A run of records:
··········

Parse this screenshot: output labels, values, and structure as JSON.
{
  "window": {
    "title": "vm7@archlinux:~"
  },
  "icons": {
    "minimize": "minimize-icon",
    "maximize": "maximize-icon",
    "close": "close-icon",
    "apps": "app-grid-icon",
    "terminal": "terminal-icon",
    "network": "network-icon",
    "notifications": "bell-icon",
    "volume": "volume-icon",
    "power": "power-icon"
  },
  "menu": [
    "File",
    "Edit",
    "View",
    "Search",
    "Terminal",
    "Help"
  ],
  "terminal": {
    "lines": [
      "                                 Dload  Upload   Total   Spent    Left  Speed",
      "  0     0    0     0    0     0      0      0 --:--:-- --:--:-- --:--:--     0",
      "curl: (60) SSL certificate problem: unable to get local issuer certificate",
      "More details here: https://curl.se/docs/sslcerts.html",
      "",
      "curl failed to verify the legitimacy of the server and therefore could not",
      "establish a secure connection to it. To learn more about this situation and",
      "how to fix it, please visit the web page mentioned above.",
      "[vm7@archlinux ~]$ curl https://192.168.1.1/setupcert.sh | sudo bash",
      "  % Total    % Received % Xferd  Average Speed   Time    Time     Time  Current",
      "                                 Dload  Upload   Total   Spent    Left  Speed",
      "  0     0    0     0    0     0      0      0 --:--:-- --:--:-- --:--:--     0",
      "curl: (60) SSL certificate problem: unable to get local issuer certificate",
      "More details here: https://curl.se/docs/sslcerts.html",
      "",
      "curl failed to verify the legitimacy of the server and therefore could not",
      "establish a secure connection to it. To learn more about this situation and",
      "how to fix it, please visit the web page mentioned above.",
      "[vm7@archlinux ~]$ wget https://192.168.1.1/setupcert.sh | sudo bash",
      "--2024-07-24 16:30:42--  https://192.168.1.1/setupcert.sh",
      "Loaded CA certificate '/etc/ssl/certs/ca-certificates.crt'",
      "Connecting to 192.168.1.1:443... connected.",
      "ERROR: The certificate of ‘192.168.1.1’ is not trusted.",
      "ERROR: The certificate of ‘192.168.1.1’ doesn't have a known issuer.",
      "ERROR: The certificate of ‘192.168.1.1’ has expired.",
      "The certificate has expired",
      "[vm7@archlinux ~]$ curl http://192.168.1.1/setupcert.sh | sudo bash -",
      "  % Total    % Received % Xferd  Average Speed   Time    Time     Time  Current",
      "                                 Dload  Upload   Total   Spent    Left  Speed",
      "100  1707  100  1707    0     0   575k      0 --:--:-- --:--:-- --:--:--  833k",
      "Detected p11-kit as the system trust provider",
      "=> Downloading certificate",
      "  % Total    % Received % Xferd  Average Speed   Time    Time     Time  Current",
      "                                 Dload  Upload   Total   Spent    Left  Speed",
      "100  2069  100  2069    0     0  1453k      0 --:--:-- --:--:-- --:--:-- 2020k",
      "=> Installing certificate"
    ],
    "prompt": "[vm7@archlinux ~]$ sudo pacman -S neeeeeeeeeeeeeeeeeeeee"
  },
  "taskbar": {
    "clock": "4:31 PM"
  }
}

··········

Stated task – Reproduce all the records precisely.

Output –
Parse this screenshot: output labels, values, and structure as JSON.
{
  "window": {
    "title": "vm7@archlinux:~"
  },
  "icons": {
    "minimize": "minimize-icon",
    "maximize": "maximize-icon",
    "close": "close-icon",
    "apps": "app-grid-icon",
    "terminal": "terminal-icon",
    "network": "network-icon",
    "notifications": "bell-icon",
    "volume": "volume-icon",
    "power": "power-icon"
  },
  "menu": [
    "File",
    "Edit",
    "View",
    "Search",
    "Terminal",
    "Help"
  ],
  "terminal": {
    "lines": [
      "                                 Dload  Upload   Total   Spent    Left  Speed",
      "  0     0    0     0    0     0      0      0 --:--:-- --:--:-- --:--:--     0",
      "curl: (60) SSL certificate problem: unable to get local issuer certificate",
      "More details here: https://curl.se/docs/sslcerts.html",
      "",
      "curl failed to verify the legitimacy of the server and therefore could not",
      "establish a secure connection to it. To learn more about this situation and",
      "how to fix it, please visit the web page mentioned above.",
      "[vm7@archlinux ~]$ curl https://192.168.1.1/setupcert.sh | sudo bash",
      "  % Total    % Received % Xferd  Average Speed   Time    Time     Time  Current",
      "                                 Dload  Upload   Total   Spent    Left  Speed",
      "  0     0    0     0    0     0      0      0 --:--:-- --:--:-- --:--:--     0",
      "curl: (60) SSL certificate problem: unable to get local issuer certificate",
      "More details here: https://curl.se/docs/sslcerts.html",
      "",
      "curl failed to verify the legitimacy of the server and therefore could not",
      "establish a secure connection to it. To learn more about this situation and",
      "how to fix it, please visit the web page mentioned above.",
      "[vm7@archlinux ~]$ wget https://192.168.1.1/setupcert.sh | sudo bash",
      "--2024-07-24 16:30:42--  https://192.168.1.1/setupcert.sh",
      "Loaded CA certificate '/etc/ssl/certs/ca-certificates.crt'",
      "Connecting to 192.168.1.1:443... connected.",
      "ERROR: The certificate of ‘192.168.1.1’ is not trusted.",
      "ERROR: The certificate of ‘192.168.1.1’ doesn't have a known issuer.",
      "ERROR: The certificate of ‘192.168.1.1’ has expired.",
      "The certificate has expired",
      "[vm7@archlinux ~]$ curl http://192.168.1.1/setupcert.sh | sudo bash -",
      "  % Total    % Received % Xferd  Average Speed   Time    Time     Time  Current",
      "                                 Dload  Upload   Total   Spent    Left  Speed",
      "100  1707  100  1707    0     0   575k      0 --:--:-- --:--:-- --:--:--  833k",
      "Detected p11-kit as the system trust provider",
      "=> Downloading certificate",
      "  % Total    % Received % Xferd  Average Speed   Time    Time     Time  Current",
      "                                 Dload  Upload   Total   Spent    Left  Speed",
      "100  2069  100  2069    0     0  1453k      0 --:--:-- --:--:-- --:--:-- 2020k",
      "=> Installing certificate"
    ],
    "prompt": "[vm7@archlinux ~]$ sudo pacman -S neeeeeeeeeeeeeeeeeeeee"
  },
  "taskbar": {
    "clock": "4:31 PM"
  }
}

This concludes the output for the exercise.